> _Objective_:
Retype the data that follows line by line, exactly, and leave its pictures out.

> _Exercise materials_:
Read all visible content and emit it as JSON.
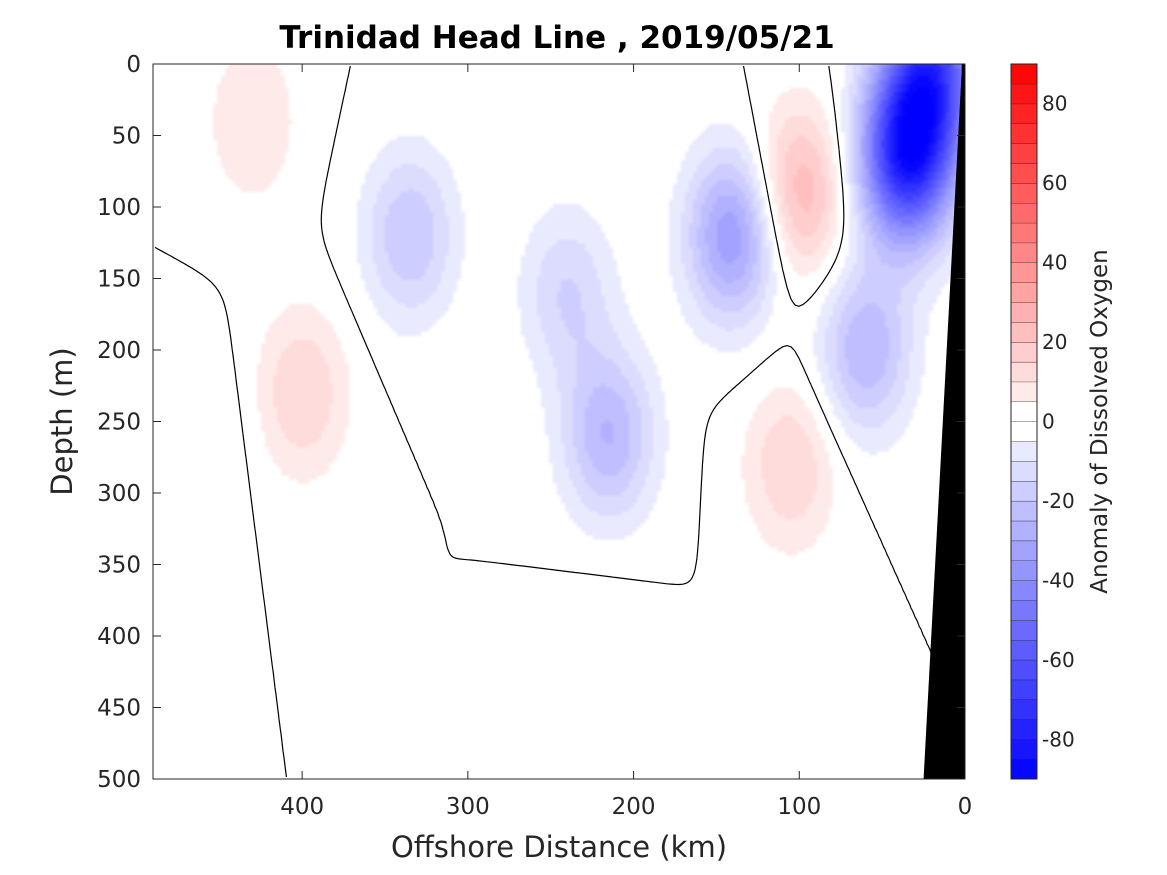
{
  "chart_data": {
    "type": "heatmap",
    "title": "Trinidad Head Line , 2019/05/21",
    "xlabel": "Offshore Distance (km)",
    "ylabel": "Depth (m)",
    "colorbar_label": "Anomaly of Dissolved Oxygen",
    "xlim": [
      490,
      0
    ],
    "ylim": [
      0,
      500
    ],
    "x_ticks": [
      400,
      300,
      200,
      100,
      0
    ],
    "y_ticks": [
      0,
      50,
      100,
      150,
      200,
      250,
      300,
      350,
      400,
      450,
      500
    ],
    "colorbar_range": [
      -90,
      90
    ],
    "colorbar_step": 5,
    "colorbar_ticks": [
      80,
      60,
      40,
      20,
      0,
      -20,
      -40,
      -60,
      -80
    ],
    "colormap": {
      "negative": "#0000ff",
      "zero": "#ffffff",
      "positive": "#ff0000"
    },
    "grid": false,
    "bathymetry": {
      "color": "#000000",
      "boundary": [
        [
          2,
          5
        ],
        [
          25,
          500
        ]
      ]
    },
    "zero_contour_color": "#000000",
    "features": [
      {
        "type": "anomaly_max",
        "x": 400,
        "y": 230,
        "value": 15
      },
      {
        "type": "anomaly_max",
        "x": 430,
        "y": 40,
        "value": 10
      },
      {
        "type": "anomaly_max",
        "x": 100,
        "y": 90,
        "value": 25
      },
      {
        "type": "anomaly_max",
        "x": 105,
        "y": 280,
        "value": 15
      },
      {
        "type": "anomaly_max",
        "x": 220,
        "y": 420,
        "value": 5
      },
      {
        "type": "anomaly_min",
        "x": 35,
        "y": 65,
        "value": -75
      },
      {
        "type": "anomaly_min",
        "x": 20,
        "y": 5,
        "value": -60
      },
      {
        "type": "anomaly_min",
        "x": 140,
        "y": 120,
        "value": -35
      },
      {
        "type": "anomaly_min",
        "x": 215,
        "y": 260,
        "value": -25
      },
      {
        "type": "anomaly_min",
        "x": 335,
        "y": 120,
        "value": -20
      },
      {
        "type": "anomaly_min",
        "x": 240,
        "y": 160,
        "value": -15
      },
      {
        "type": "anomaly_min",
        "x": 460,
        "y": 260,
        "value": -5
      },
      {
        "type": "anomaly_min",
        "x": 60,
        "y": 200,
        "value": -25
      }
    ]
  }
}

> _The solution_:
Read all visible content and emit it as JSON.
{
  "chart_data": {
    "type": "heatmap",
    "title": "Trinidad Head Line , 2019/05/21",
    "xlabel": "Offshore Distance (km)",
    "ylabel": "Depth (m)",
    "colorbar_label": "Anomaly of Dissolved Oxygen",
    "xlim": [
      490,
      0
    ],
    "ylim": [
      0,
      500
    ],
    "x_ticks": [
      400,
      300,
      200,
      100,
      0
    ],
    "y_ticks": [
      0,
      50,
      100,
      150,
      200,
      250,
      300,
      350,
      400,
      450,
      500
    ],
    "colorbar_range": [
      -90,
      90
    ],
    "colorbar_step": 5,
    "colorbar_ticks": [
      80,
      60,
      40,
      20,
      0,
      -20,
      -40,
      -60,
      -80
    ],
    "colormap": {
      "negative": "#0000ff",
      "zero": "#ffffff",
      "positive": "#ff0000"
    },
    "grid": false,
    "bathymetry": {
      "color": "#000000",
      "boundary": [
        [
          2,
          5
        ],
        [
          25,
          500
        ]
      ]
    },
    "zero_contour_color": "#000000",
    "features": [
      {
        "type": "anomaly_max",
        "x": 400,
        "y": 230,
        "value": 15
      },
      {
        "type": "anomaly_max",
        "x": 430,
        "y": 40,
        "value": 10
      },
      {
        "type": "anomaly_max",
        "x": 100,
        "y": 90,
        "value": 25
      },
      {
        "type": "anomaly_max",
        "x": 105,
        "y": 280,
        "value": 15
      },
      {
        "type": "anomaly_max",
        "x": 220,
        "y": 420,
        "value": 5
      },
      {
        "type": "anomaly_min",
        "x": 35,
        "y": 65,
        "value": -75
      },
      {
        "type": "anomaly_min",
        "x": 20,
        "y": 5,
        "value": -60
      },
      {
        "type": "anomaly_min",
        "x": 140,
        "y": 120,
        "value": -35
      },
      {
        "type": "anomaly_min",
        "x": 215,
        "y": 260,
        "value": -25
      },
      {
        "type": "anomaly_min",
        "x": 335,
        "y": 120,
        "value": -20
      },
      {
        "type": "anomaly_min",
        "x": 240,
        "y": 160,
        "value": -15
      },
      {
        "type": "anomaly_min",
        "x": 460,
        "y": 260,
        "value": -5
      },
      {
        "type": "anomaly_min",
        "x": 60,
        "y": 200,
        "value": -25
      }
    ]
  }
}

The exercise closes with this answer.